** BEGIN Data excerpts **

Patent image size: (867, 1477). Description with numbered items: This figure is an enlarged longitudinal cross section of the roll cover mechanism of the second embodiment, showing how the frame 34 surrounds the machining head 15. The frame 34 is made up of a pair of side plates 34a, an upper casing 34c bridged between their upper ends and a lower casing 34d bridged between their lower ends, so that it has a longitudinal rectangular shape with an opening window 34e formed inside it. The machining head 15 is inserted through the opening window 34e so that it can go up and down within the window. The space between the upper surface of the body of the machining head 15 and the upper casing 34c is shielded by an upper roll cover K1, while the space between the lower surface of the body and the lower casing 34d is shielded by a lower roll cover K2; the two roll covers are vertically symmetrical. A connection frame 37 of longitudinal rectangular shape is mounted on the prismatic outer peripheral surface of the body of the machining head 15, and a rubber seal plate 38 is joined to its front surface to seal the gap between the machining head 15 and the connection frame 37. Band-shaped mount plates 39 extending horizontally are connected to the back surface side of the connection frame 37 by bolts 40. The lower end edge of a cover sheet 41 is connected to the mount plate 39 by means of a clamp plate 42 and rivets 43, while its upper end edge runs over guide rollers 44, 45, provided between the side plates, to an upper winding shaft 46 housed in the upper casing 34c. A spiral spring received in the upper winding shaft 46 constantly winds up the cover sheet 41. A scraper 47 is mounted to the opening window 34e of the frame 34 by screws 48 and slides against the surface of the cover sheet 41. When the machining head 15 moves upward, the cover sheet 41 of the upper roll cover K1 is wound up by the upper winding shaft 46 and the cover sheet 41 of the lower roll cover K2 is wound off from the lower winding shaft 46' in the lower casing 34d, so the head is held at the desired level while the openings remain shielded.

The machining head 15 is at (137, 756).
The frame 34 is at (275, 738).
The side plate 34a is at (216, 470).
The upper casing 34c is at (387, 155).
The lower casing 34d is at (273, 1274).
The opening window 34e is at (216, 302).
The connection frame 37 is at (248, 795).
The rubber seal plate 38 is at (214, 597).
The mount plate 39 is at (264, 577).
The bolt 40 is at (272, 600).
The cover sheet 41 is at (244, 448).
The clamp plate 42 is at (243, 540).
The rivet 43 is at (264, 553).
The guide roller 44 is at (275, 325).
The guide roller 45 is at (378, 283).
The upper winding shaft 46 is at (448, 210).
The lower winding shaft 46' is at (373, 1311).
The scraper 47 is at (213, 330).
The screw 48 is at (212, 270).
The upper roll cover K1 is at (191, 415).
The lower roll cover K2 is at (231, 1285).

** END Data excerpts **

* Given task:
Return each line of the records above that contains the word "plates", and copy those lines without any changes.

* Full solution:
Patent image size: (867, 1477). Description with numbered items: This figure is an enlarged longitudinal cross section of the roll cover mechanism of the second embodiment, showing how the frame 34 surrounds the machining head 15. The frame 34 is made up of a pair of side plates 34a, an upper casing 34c bridged between their upper ends and a lower casing 34d bridged between their lower ends, so that it has a longitudinal rectangular shape with an opening window 34e formed inside it. The machining head 15 is inserted through the opening window 34e so that it can go up and down within the window. The space between the upper surface of the body of the machining head 15 and the upper casing 34c is shielded by an upper roll cover K1, while the space between the lower surface of the body and the lower casing 34d is shielded by a lower roll cover K2; the two roll covers are vertically symmetrical. A connection frame 37 of longitudinal rectangular shape is mounted on the prismatic outer peripheral surface of the body of the machining head 15, and a rubber seal plate 38 is joined to its front surface to seal the gap between the machining head 15 and the connection frame 37. Band-shaped mount plates 39 extending horizontally are connected to the back surface side of the connection frame 37 by bolts 40. The lower end edge of a cover sheet 41 is connected to the mount plate 39 by means of a clamp plate 42 and rivets 43, while its upper end edge runs over guide rollers 44, 45, provided between the side plates, to an upper winding shaft 46 housed in the upper casing 34c. A spiral spring received in the upper winding shaft 46 constantly winds up the cover sheet 41. A scraper 47 is mounted to the opening window 34e of the frame 34 by screws 48 and slides against the surface of the cover sheet 41. When the machining head 15 moves upward, the cover sheet 41 of the upper roll cover K1 is wound up by the upper winding shaft 46 and the cover sheet 41 of the lower roll cover K2 is wound off from the lower winding shaft 46' in the lower casing 34d, so the head is held at the desired level while the openings remain shielded.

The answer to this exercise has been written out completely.